/---
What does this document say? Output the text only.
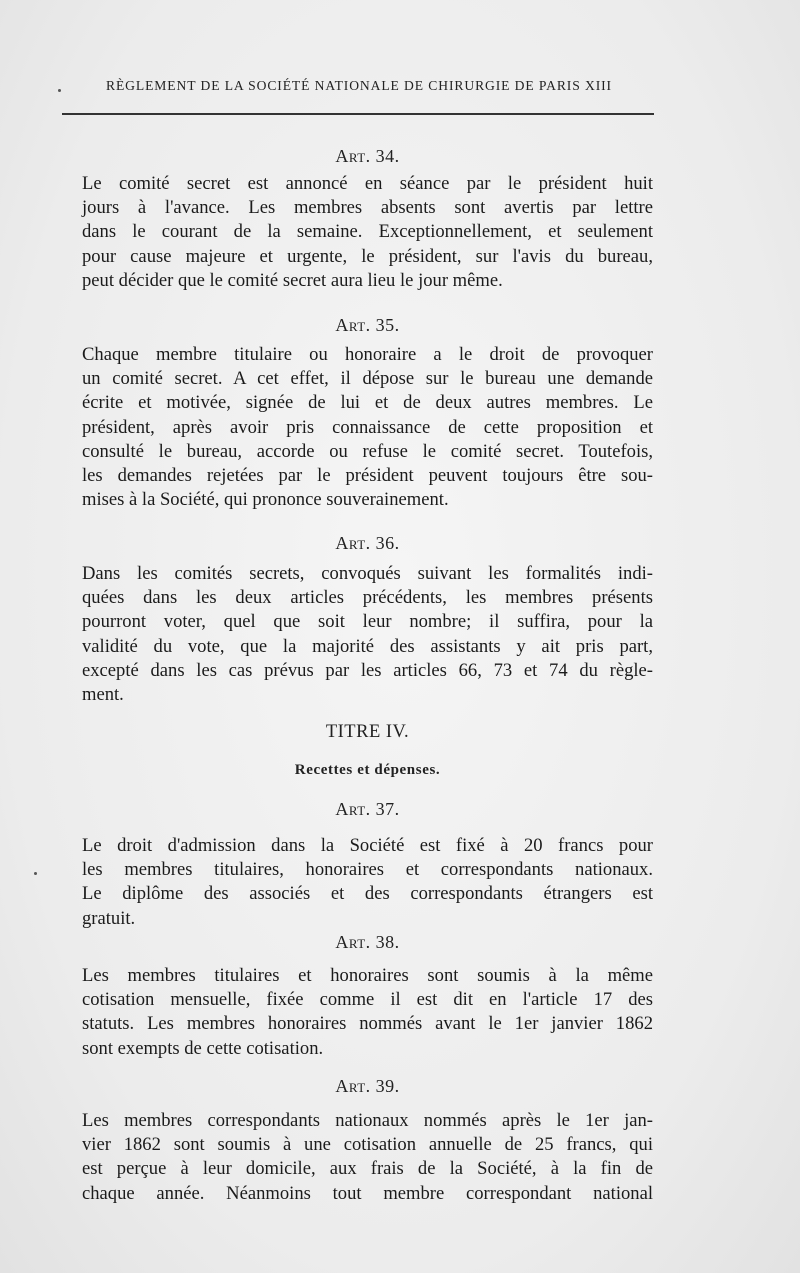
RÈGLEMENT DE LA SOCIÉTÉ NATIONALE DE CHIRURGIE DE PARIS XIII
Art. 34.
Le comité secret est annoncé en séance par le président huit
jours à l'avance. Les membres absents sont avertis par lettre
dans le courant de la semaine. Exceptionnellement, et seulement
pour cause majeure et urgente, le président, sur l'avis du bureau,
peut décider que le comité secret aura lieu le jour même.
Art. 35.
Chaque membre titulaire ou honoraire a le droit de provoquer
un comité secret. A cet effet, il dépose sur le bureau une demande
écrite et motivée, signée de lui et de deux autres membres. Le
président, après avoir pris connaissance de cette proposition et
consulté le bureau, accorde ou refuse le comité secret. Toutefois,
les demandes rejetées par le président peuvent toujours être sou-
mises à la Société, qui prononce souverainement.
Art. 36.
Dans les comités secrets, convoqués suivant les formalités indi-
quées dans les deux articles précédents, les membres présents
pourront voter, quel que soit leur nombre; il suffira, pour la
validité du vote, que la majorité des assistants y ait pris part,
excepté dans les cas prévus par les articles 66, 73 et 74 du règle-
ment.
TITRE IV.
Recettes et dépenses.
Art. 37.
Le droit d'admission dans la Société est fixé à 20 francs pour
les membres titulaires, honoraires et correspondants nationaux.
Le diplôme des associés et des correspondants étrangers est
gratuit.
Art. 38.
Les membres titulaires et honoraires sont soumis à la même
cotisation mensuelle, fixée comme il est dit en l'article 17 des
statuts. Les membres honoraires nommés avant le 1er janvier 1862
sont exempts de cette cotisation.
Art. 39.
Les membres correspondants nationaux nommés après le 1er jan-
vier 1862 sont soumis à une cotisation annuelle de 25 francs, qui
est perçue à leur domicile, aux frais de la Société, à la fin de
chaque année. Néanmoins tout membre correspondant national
\---
Instructions to follow:
Every record above should come back exactly, but without its pictures.

Full solution:
What does this document say? Output the text only.
RÈGLEMENT DE LA SOCIÉTÉ NATIONALE DE CHIRURGIE DE PARIS XIII
Art. 34.
Le comité secret est annoncé en séance par le président huit
jours à l'avance. Les membres absents sont avertis par lettre
dans le courant de la semaine. Exceptionnellement, et seulement
pour cause majeure et urgente, le président, sur l'avis du bureau,
peut décider que le comité secret aura lieu le jour même.
Art. 35.
Chaque membre titulaire ou honoraire a le droit de provoquer
un comité secret. A cet effet, il dépose sur le bureau une demande
écrite et motivée, signée de lui et de deux autres membres. Le
président, après avoir pris connaissance de cette proposition et
consulté le bureau, accorde ou refuse le comité secret. Toutefois,
les demandes rejetées par le président peuvent toujours être sou-
mises à la Société, qui prononce souverainement.
Art. 36.
Dans les comités secrets, convoqués suivant les formalités indi-
quées dans les deux articles précédents, les membres présents
pourront voter, quel que soit leur nombre; il suffira, pour la
validité du vote, que la majorité des assistants y ait pris part,
excepté dans les cas prévus par les articles 66, 73 et 74 du règle-
ment.
TITRE IV.
Recettes et dépenses.
Art. 37.
Le droit d'admission dans la Société est fixé à 20 francs pour
les membres titulaires, honoraires et correspondants nationaux.
Le diplôme des associés et des correspondants étrangers est
gratuit.
Art. 38.
Les membres titulaires et honoraires sont soumis à la même
cotisation mensuelle, fixée comme il est dit en l'article 17 des
statuts. Les membres honoraires nommés avant le 1er janvier 1862
sont exempts de cette cotisation.
Art. 39.
Les membres correspondants nationaux nommés après le 1er jan-
vier 1862 sont soumis à une cotisation annuelle de 25 francs, qui
est perçue à leur domicile, aux frais de la Société, à la fin de
chaque année. Néanmoins tout membre correspondant national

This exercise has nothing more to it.